■ **Exercise objective**
Rewrite the records below as a JSON list of strings, one string per line with blank lines omitted, beginning at the line containing "Bar — [214, 362, 238, 374]" and continuing through the line containing "Where is each". Include only those lines.

[Records]
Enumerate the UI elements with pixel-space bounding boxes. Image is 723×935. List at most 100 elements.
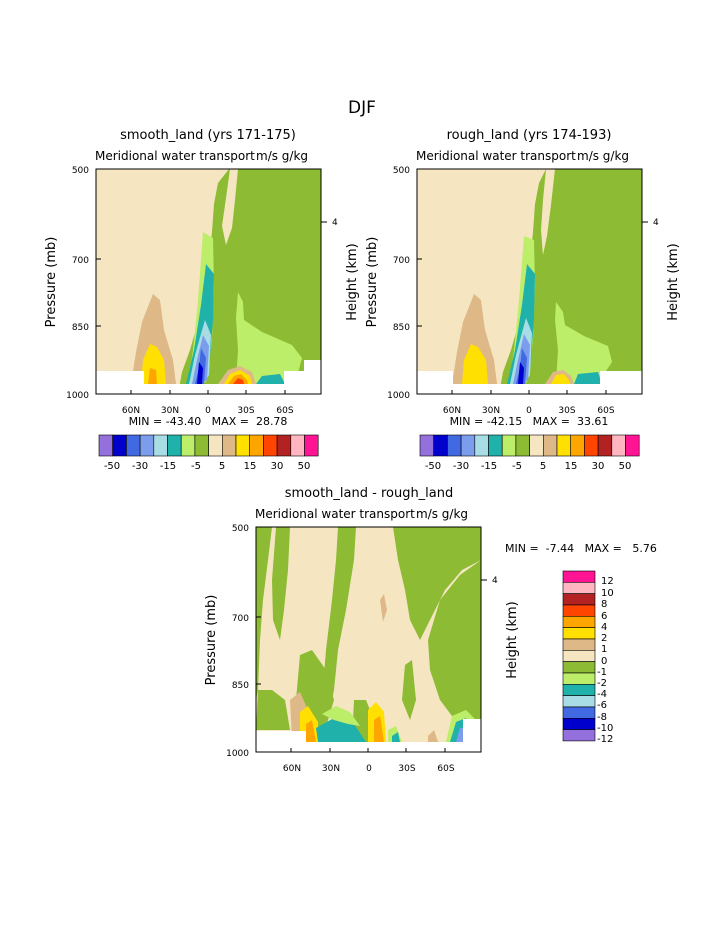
panel-smooth: smooth_land (yrs 171-175) Meridional wat… <box>44 128 360 472</box>
y-axis-label: Pressure (mb) <box>44 237 59 328</box>
colorbar-label: 2 <box>601 633 607 644</box>
colorbar-label: 15 <box>244 461 257 472</box>
colorbar-swatch <box>584 434 599 457</box>
contour-pos-1 <box>380 594 387 622</box>
colorbar-swatch <box>562 717 596 730</box>
right-axis: 4 Height (km) <box>321 218 360 321</box>
colorbar-swatch <box>562 627 596 640</box>
colorbar <box>419 434 640 457</box>
right-tick-label: 4 <box>332 218 338 228</box>
colorbar-label: -50 <box>425 461 441 472</box>
xtick-label: 30S <box>558 406 575 416</box>
contour-neg-1 <box>393 527 481 640</box>
colorbar-swatch <box>222 434 237 457</box>
x-axis: 60N 30N 0 30S 60S <box>443 390 615 416</box>
colorbar-swatch <box>488 434 503 457</box>
colorbar-swatch <box>562 570 596 583</box>
colorbar-label: 5 <box>540 461 546 472</box>
colorbar-swatch <box>529 434 544 457</box>
panel-rough: rough_land (yrs 174-193) Meridional wate… <box>365 128 681 472</box>
ground-mask-bottom <box>417 384 642 394</box>
colorbar-label: 5 <box>219 461 225 472</box>
colorbar-swatch <box>562 706 596 719</box>
colorbar-swatch <box>562 581 596 594</box>
colorbar-swatch <box>276 434 292 457</box>
colorbar-label: -30 <box>132 461 148 472</box>
panel-title: smooth_land - rough_land <box>285 486 454 501</box>
colorbar-label: 30 <box>271 461 284 472</box>
ground-mask-bottom <box>96 384 321 394</box>
colorbar-label: -1 <box>597 667 607 678</box>
contour-pos-30 <box>148 368 157 384</box>
contour-neg-1 <box>402 660 416 720</box>
colorbar-label: 50 <box>619 461 632 472</box>
colorbar-label: -8 <box>597 712 607 723</box>
colorbar-vertical <box>562 570 596 742</box>
colorbar-label: -15 <box>160 461 176 472</box>
colorbar-label: 30 <box>592 461 605 472</box>
xtick-label: 60N <box>443 406 461 416</box>
contour-pos-sliver <box>222 169 238 245</box>
panel-diff: smooth_land - rough_land Meridional wate… <box>204 486 657 774</box>
contour-field <box>417 169 642 394</box>
colorbar-swatch <box>98 434 113 457</box>
ytick-label: 700 <box>232 614 249 624</box>
contour-pos-surface-4 <box>233 378 244 384</box>
contour-neg-2b <box>236 292 302 384</box>
colorbar-swatch <box>611 434 626 457</box>
colorbar-labels: -50 -30 -15 -5 5 15 30 50 <box>425 461 632 472</box>
min-max-stats: MIN = -42.15 MAX = 33.61 <box>450 415 609 428</box>
ytick-label: 1000 <box>66 391 89 401</box>
colorbar-swatch <box>562 672 596 685</box>
colorbar-swatch <box>167 434 182 457</box>
colorbar-label: -15 <box>481 461 497 472</box>
ytick-label: 1000 <box>226 749 249 759</box>
xtick-label: 30S <box>237 406 254 416</box>
panel-title: smooth_land (yrs 171-175) <box>120 128 296 143</box>
colorbar-swatch <box>126 434 141 457</box>
min-max-stats: MIN = -7.44 MAX = 5.76 <box>505 542 657 555</box>
contour-pos-15 <box>141 344 166 384</box>
xtick-label: 30N <box>161 406 179 416</box>
colorbar-swatch <box>570 434 585 457</box>
right-axis: 4 Height (km) <box>642 218 681 321</box>
panel-subtitle: Meridional water transport <box>416 149 576 163</box>
colorbar-swatch <box>235 434 250 457</box>
colorbar-swatch <box>501 434 517 457</box>
colorbar-swatch <box>263 434 278 457</box>
colorbar-swatch <box>139 434 155 457</box>
ytick-label: 850 <box>232 681 249 691</box>
contour-pos-4 <box>374 716 384 742</box>
contour-neg-sfc-teal <box>574 372 602 384</box>
ytick-label: 500 <box>72 166 89 176</box>
colorbar-label: 0 <box>601 656 607 667</box>
colorbar-label: -30 <box>453 461 469 472</box>
panel-subtitle: Meridional water transport <box>95 149 255 163</box>
y-axis-label: Pressure (mb) <box>365 237 380 328</box>
colorbar <box>98 434 319 457</box>
xtick-label: 30N <box>482 406 500 416</box>
xtick-label: 30N <box>322 764 340 774</box>
colorbar-swatch <box>194 434 209 457</box>
colorbar-label: -5 <box>191 461 201 472</box>
right-axis: 4 Height (km) <box>481 576 520 679</box>
colorbar-swatch <box>515 434 530 457</box>
colorbar-swatch <box>562 695 596 708</box>
ytick-label: 850 <box>72 323 89 333</box>
contour-neg-4 <box>392 732 400 742</box>
colorbar-label: 50 <box>298 461 311 472</box>
colorbar-label: 6 <box>601 611 607 622</box>
colorbar-label: -5 <box>512 461 522 472</box>
contour-neg-1 <box>499 169 642 394</box>
ytick-label: 700 <box>72 256 89 266</box>
ytick-label: 500 <box>393 166 410 176</box>
colorbar-swatch <box>153 434 168 457</box>
x-axis: 60N 30N 0 30S 60S <box>122 390 294 416</box>
right-axis-label: Height (km) <box>345 243 360 320</box>
y-axis-label: Pressure (mb) <box>204 595 219 686</box>
colorbar-label: -12 <box>597 734 613 745</box>
colorbar-swatch <box>433 434 448 457</box>
right-axis-label: Height (km) <box>666 243 681 320</box>
y-axis: 500 700 850 1000 Pressure (mb) <box>44 166 101 401</box>
xtick-label: 60N <box>122 406 140 416</box>
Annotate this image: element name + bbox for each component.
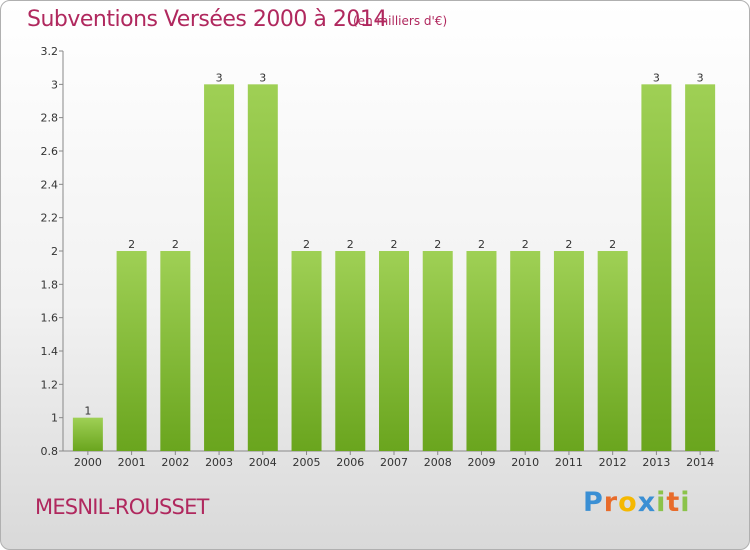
bar <box>116 251 147 451</box>
x-tick-label: 2007 <box>380 456 408 469</box>
y-tick-label: 2.4 <box>41 178 59 191</box>
commune-name: MESNIL-ROUSSET <box>35 495 209 519</box>
data-label: 2 <box>565 238 572 251</box>
x-tick-label: 2005 <box>293 456 321 469</box>
y-tick-label: 0.8 <box>41 445 59 458</box>
bar <box>466 251 497 451</box>
x-tick-label: 2011 <box>555 456 583 469</box>
x-tick-label: 2008 <box>424 456 452 469</box>
bar <box>685 84 716 451</box>
y-tick-label: 1.8 <box>41 278 59 291</box>
data-label: 3 <box>653 71 660 84</box>
bar <box>72 417 103 451</box>
data-label: 1 <box>84 405 91 418</box>
bar <box>291 251 322 451</box>
y-tick-label: 1.4 <box>41 345 59 358</box>
data-label: 2 <box>478 238 485 251</box>
data-label: 2 <box>391 238 398 251</box>
data-label: 2 <box>303 238 310 251</box>
y-tick-label: 2.6 <box>41 145 59 158</box>
x-tick-label: 2000 <box>74 456 102 469</box>
bar <box>510 251 541 451</box>
x-tick-label: 2013 <box>642 456 670 469</box>
x-tick-label: 2001 <box>118 456 146 469</box>
y-tick-label: 2 <box>51 245 58 258</box>
bar <box>379 251 409 451</box>
bar-chart: 0.8 1 1.2 1.4 1.6 1.8 2 2.2 2.4 2.6 2.8 3 3.2 2000 200… <box>41 45 719 469</box>
data-label: 3 <box>259 71 266 84</box>
bar <box>641 84 672 451</box>
bar <box>422 251 453 451</box>
x-tick-label: 2006 <box>336 456 364 469</box>
chart-subtitle: (en milliers d'€) <box>353 14 448 28</box>
bar <box>335 251 366 451</box>
data-label: 2 <box>609 238 616 251</box>
data-label: 2 <box>128 238 135 251</box>
x-tick-label: 2010 <box>511 456 539 469</box>
bar <box>247 84 278 451</box>
data-label: 2 <box>522 238 529 251</box>
bar <box>553 251 584 451</box>
y-tick-label: 3 <box>51 78 58 91</box>
data-label: 3 <box>216 71 223 84</box>
y-tick-label: 3.2 <box>41 45 59 58</box>
chart-title: Subventions Versées 2000 à 2014 <box>27 7 387 32</box>
y-tick-label: 1 <box>51 412 58 425</box>
y-tick-label: 1.2 <box>41 378 59 391</box>
data-label: 2 <box>434 238 441 251</box>
x-tick-label: 2014 <box>686 456 714 469</box>
bar <box>204 84 235 451</box>
data-label: 2 <box>347 238 354 251</box>
proxiti-logo: Proxiti <box>583 487 691 518</box>
x-tick-label: 2012 <box>599 456 627 469</box>
data-label: 3 <box>697 71 704 84</box>
bar <box>160 251 191 451</box>
x-tick-label: 2003 <box>205 456 233 469</box>
y-tick-label: 2.8 <box>41 112 59 125</box>
x-tick-label: 2009 <box>467 456 495 469</box>
y-tick-label: 2.2 <box>41 212 59 225</box>
x-tick-label: 2004 <box>249 456 277 469</box>
x-tick-label: 2002 <box>161 456 189 469</box>
bar <box>597 251 628 451</box>
y-tick-label: 1.6 <box>41 312 59 325</box>
data-label: 2 <box>172 238 179 251</box>
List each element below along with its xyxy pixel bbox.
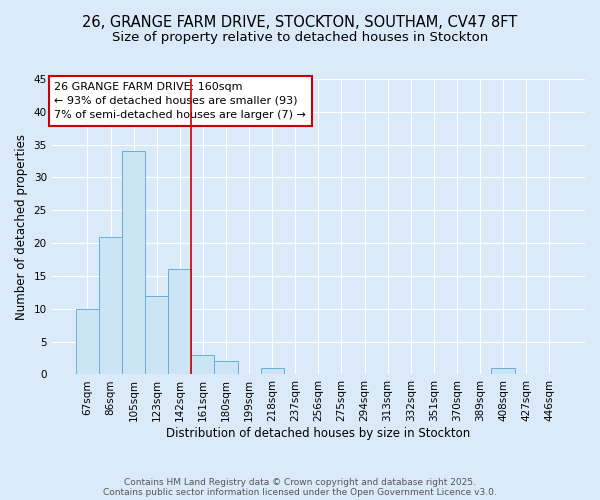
Bar — [214, 362, 238, 374]
Text: Size of property relative to detached houses in Stockton: Size of property relative to detached ho… — [112, 31, 488, 44]
Bar — [99, 236, 122, 374]
Text: 26, GRANGE FARM DRIVE, STOCKTON, SOUTHAM, CV47 8FT: 26, GRANGE FARM DRIVE, STOCKTON, SOUTHAM… — [82, 15, 518, 30]
Text: Contains HM Land Registry data © Crown copyright and database right 2025.: Contains HM Land Registry data © Crown c… — [124, 478, 476, 487]
Bar — [145, 296, 168, 374]
Y-axis label: Number of detached properties: Number of detached properties — [15, 134, 28, 320]
Bar — [76, 309, 99, 374]
Bar — [260, 368, 284, 374]
X-axis label: Distribution of detached houses by size in Stockton: Distribution of detached houses by size … — [166, 427, 470, 440]
Text: 26 GRANGE FARM DRIVE: 160sqm
← 93% of detached houses are smaller (93)
7% of sem: 26 GRANGE FARM DRIVE: 160sqm ← 93% of de… — [55, 82, 306, 120]
Bar — [122, 151, 145, 374]
Bar — [168, 270, 191, 374]
Bar — [491, 368, 515, 374]
Text: Contains public sector information licensed under the Open Government Licence v3: Contains public sector information licen… — [103, 488, 497, 497]
Bar — [191, 355, 214, 374]
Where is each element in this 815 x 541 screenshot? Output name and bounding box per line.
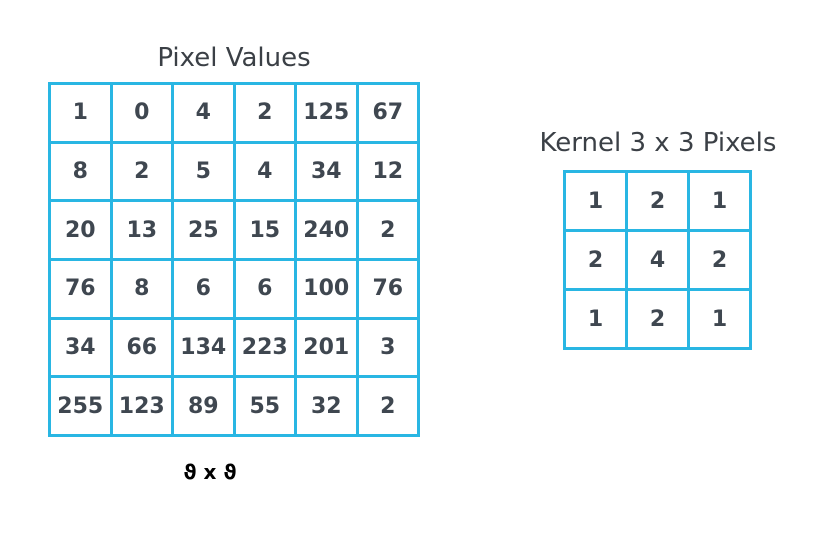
pixel-value-cell: 89 xyxy=(171,375,236,437)
pixel-value-cell: 5 xyxy=(171,140,236,203)
pixel-value-cell: 100 xyxy=(294,257,359,320)
kernel-title: Kernel 3 x 3 Pixels xyxy=(539,128,777,158)
pixel-value-cell: 67 xyxy=(355,82,420,144)
kernel-value-cell: 1 xyxy=(687,170,752,232)
pixel-value-row: 20 13 25 15 240 2 xyxy=(48,199,420,261)
pixel-value-cell: 125 xyxy=(294,82,359,144)
pixel-value-cell: 123 xyxy=(109,375,174,437)
kernel-value-cell: 2 xyxy=(625,288,690,350)
pixel-value-cell: 25 xyxy=(171,199,236,261)
pixel-value-cell: 8 xyxy=(109,257,174,320)
pixel-value-cell: 34 xyxy=(48,316,113,379)
kernel-value-cell: 1 xyxy=(687,288,752,350)
pixel-value-cell: 255 xyxy=(48,375,113,437)
pixel-value-cell: 55 xyxy=(232,375,297,437)
pixel-value-cell: 2 xyxy=(109,140,174,203)
pixel-value-cell: 15 xyxy=(232,199,297,261)
kernel-value-cell: 1 xyxy=(563,288,628,350)
pixel-value-cell: 240 xyxy=(294,199,359,261)
pixel-value-cell: 76 xyxy=(48,257,113,320)
pixel-value-row: 76 8 6 6 100 76 xyxy=(48,257,420,320)
pixel-value-cell: 2 xyxy=(355,375,420,437)
pixel-values-grid: 1 0 4 2 125 67 8 2 5 4 34 12 20 13 25 15 240 2 76 8 6 6 100 76 3… xyxy=(48,82,420,437)
kernel-value-cell: 4 xyxy=(625,229,690,291)
pixel-value-cell: 201 xyxy=(294,316,359,379)
pixel-value-cell: 34 xyxy=(294,140,359,203)
pixel-value-cell: 8 xyxy=(48,140,113,203)
pixel-value-cell: 2 xyxy=(232,82,297,144)
pixel-value-row: 34 66 134 223 201 3 xyxy=(48,316,420,379)
pixel-value-cell: 1 xyxy=(48,82,113,144)
kernel-value-cell: 2 xyxy=(563,229,628,291)
pixel-value-cell: 0 xyxy=(109,82,174,144)
pixel-value-cell: 32 xyxy=(294,375,359,437)
pixel-value-cell: 3 xyxy=(355,316,420,379)
pixel-value-cell: 20 xyxy=(48,199,113,261)
pixel-value-cell: 2 xyxy=(355,199,420,261)
pixel-value-cell: 6 xyxy=(232,257,297,320)
pixel-value-cell: 223 xyxy=(232,316,297,379)
pixel-value-cell: 6 xyxy=(171,257,236,320)
pixel-values-title: Pixel Values xyxy=(157,43,311,73)
pixel-value-cell: 4 xyxy=(232,140,297,203)
dimensions-label: ϑ x ϑ xyxy=(183,460,237,484)
pixel-value-cell: 12 xyxy=(355,140,420,203)
pixel-value-cell: 4 xyxy=(171,82,236,144)
kernel-value-cell: 2 xyxy=(625,170,690,232)
pixel-value-cell: 13 xyxy=(109,199,174,261)
pixel-value-cell: 66 xyxy=(109,316,174,379)
pixel-value-cell: 76 xyxy=(355,257,420,320)
pixel-value-row: 255 123 89 55 32 2 xyxy=(48,375,420,437)
kernel-value-cell: 2 xyxy=(687,229,752,291)
kernel-value-cell: 1 xyxy=(563,170,628,232)
pixel-value-row: 8 2 5 4 34 12 xyxy=(48,140,420,203)
pixel-value-row: 1 0 4 2 125 67 xyxy=(48,82,420,144)
pixel-value-cell: 134 xyxy=(171,316,236,379)
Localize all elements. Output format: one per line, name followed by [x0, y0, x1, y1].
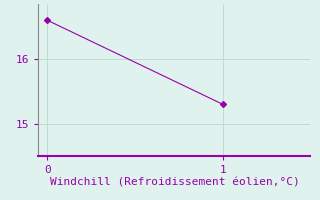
X-axis label: Windchill (Refroidissement éolien,°C): Windchill (Refroidissement éolien,°C) — [50, 178, 299, 188]
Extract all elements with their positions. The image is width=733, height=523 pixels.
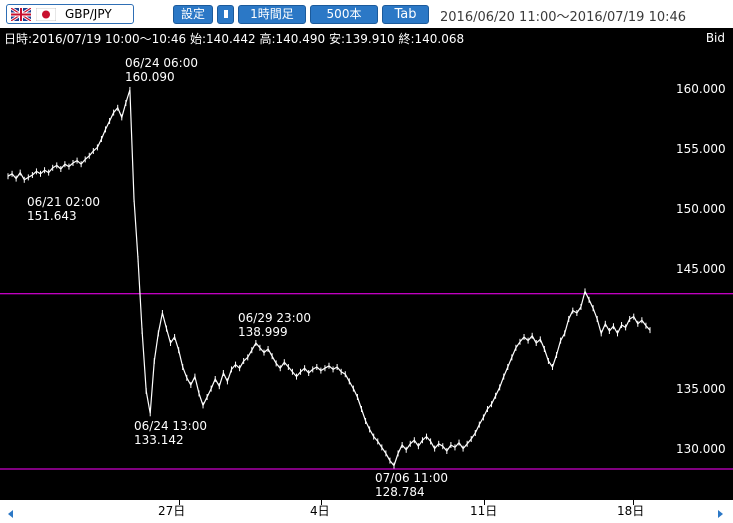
annotation-value: 138.999 (238, 325, 288, 339)
toolbar: GBP/JPY 設定 1時間足 500本 Tab 2016/06/20 11:0… (0, 0, 733, 28)
price-line (7, 89, 651, 467)
annotation-date: 06/29 23:00 (238, 311, 311, 325)
annotation-start: 06/21 02:00 151.643 (27, 195, 100, 223)
bid-label: Bid (705, 31, 725, 45)
annotation-date: 06/24 13:00 (134, 419, 207, 433)
date-range: 2016/06/20 11:00～2016/07/19 10:46 (440, 10, 687, 25)
uk-flag-icon (11, 8, 31, 21)
y-tick-label: 155.000 (676, 142, 726, 156)
candle-icon (223, 10, 228, 18)
timeframe-button[interactable]: 1時間足 (238, 5, 306, 24)
annotation-date: 06/21 02:00 (27, 195, 100, 209)
x-tick-label: 11日 (470, 504, 498, 518)
y-tick-label: 145.000 (676, 262, 726, 276)
price-chart[interactable]: 日時:2016/07/19 10:00～10:46 始:140.442 高:14… (0, 28, 733, 502)
x-tick-label: 27日 (158, 504, 186, 518)
annotation-date: 07/06 11:00 (375, 471, 448, 485)
y-tick-label: 160.000 (676, 82, 726, 96)
annotation-low: 07/06 11:00 128.784 (375, 471, 448, 499)
annotation-local-high: 06/29 23:00 138.999 (238, 311, 311, 339)
annotation-high: 06/24 06:00 160.090 (125, 56, 198, 84)
annotation-crash-low: 06/24 13:00 133.142 (134, 419, 207, 447)
scroll-left-icon[interactable] (8, 510, 13, 518)
settings-button[interactable]: 設定 (173, 5, 213, 24)
annotation-value: 133.142 (134, 433, 184, 447)
x-tick-mark (321, 500, 322, 505)
price-plot (0, 86, 733, 470)
bar-count-button[interactable]: 500本 (310, 5, 378, 24)
y-tick-label: 135.000 (676, 382, 726, 396)
annotation-date: 06/24 06:00 (125, 56, 198, 70)
annotation-value: 151.643 (27, 209, 77, 223)
y-tick-label: 150.000 (676, 202, 726, 216)
annotation-value: 128.784 (375, 485, 425, 499)
chart-type-button[interactable] (217, 5, 234, 24)
x-tick-label: 18日 (617, 504, 645, 518)
currency-pair-selector[interactable]: GBP/JPY (6, 4, 134, 24)
scroll-right-icon[interactable] (718, 510, 723, 518)
tab-button[interactable]: Tab (382, 5, 429, 24)
x-tick-label: 4日 (310, 504, 330, 518)
x-tick-mark (179, 500, 180, 505)
x-tick-mark (633, 500, 634, 505)
ohlc-info: 日時:2016/07/19 10:00～10:46 始:140.442 高:14… (4, 32, 465, 46)
y-tick-label: 130.000 (676, 442, 726, 456)
currency-pair-label: GBP/JPY (65, 7, 112, 21)
x-tick-mark (484, 500, 485, 505)
japan-flag-icon (36, 8, 56, 21)
annotation-value: 160.090 (125, 70, 175, 84)
x-axis: 27日 4日 11日 18日 (0, 500, 733, 523)
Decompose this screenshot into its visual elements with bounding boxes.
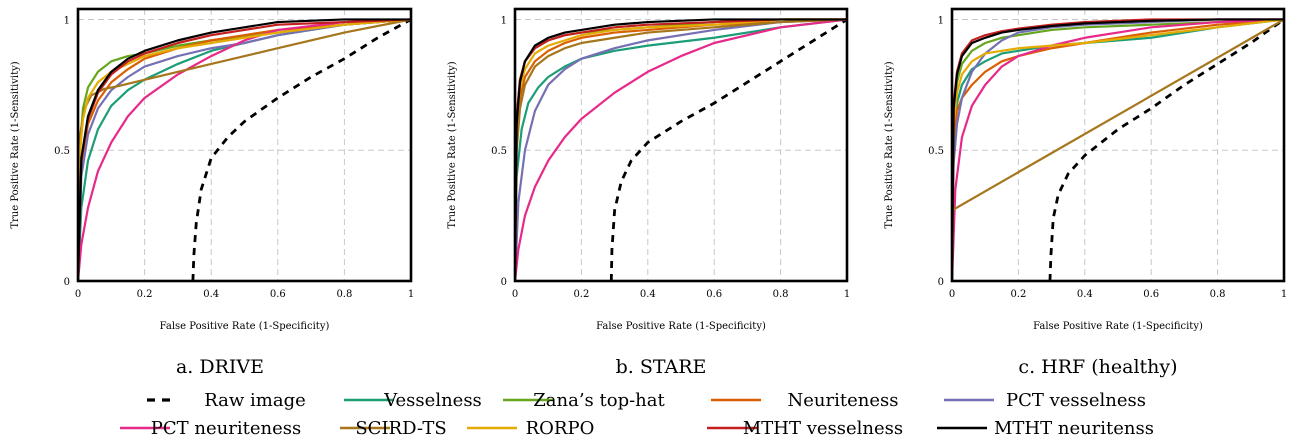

■ **Finished task**
[
  "Bar — [214, 362, 238, 374]",
  "Text: Size of property relative to detached houses in Stockton: Size of property relative to detached ho… — [112, 31, 488, 44]",
  "Bar — [99, 236, 122, 374]",
  "Text: 26, GRANGE FARM DRIVE, STOCKTON, SOUTHAM, CV47 8FT: 26, GRANGE FARM DRIVE, STOCKTON, SOUTHAM… — [82, 15, 518, 30]",
  "Text: Contains HM Land Registry data © Crown copyright and database right 2025.: Contains HM Land Registry data © Crown c… — [124, 478, 476, 487]",
  "Bar — [145, 296, 168, 374]",
  "Y-axis label: Number of detached properties: Number of detached properties — [15, 134, 28, 320]",
  "Bar — [76, 309, 99, 374]",
  "Bar — [260, 368, 284, 374]",
  "X-axis label: Distribution of detached houses by size in Stockton: Distribution of detached houses by size … — [166, 427, 470, 440]",
  "Text: 26 GRANGE FARM DRIVE: 160sqm",
  "← 93% of detached houses are smaller (93)",
  "7% of sem: 26 GRANGE FARM DRIVE: 160sqm ← 93% of de… — [55, 82, 306, 120]",
  "Bar — [122, 151, 145, 374]",
  "Bar — [168, 270, 191, 374]",
  "Bar — [491, 368, 515, 374]",
  "Text: Contains public sector information licensed under the Open Government Licence v3: Contains public sector information licen… — [103, 488, 497, 497]",
  "Bar — [191, 355, 214, 374]",
  "Where is each element in this 815 x 541 screenshot? Output name and bounding box per line."
]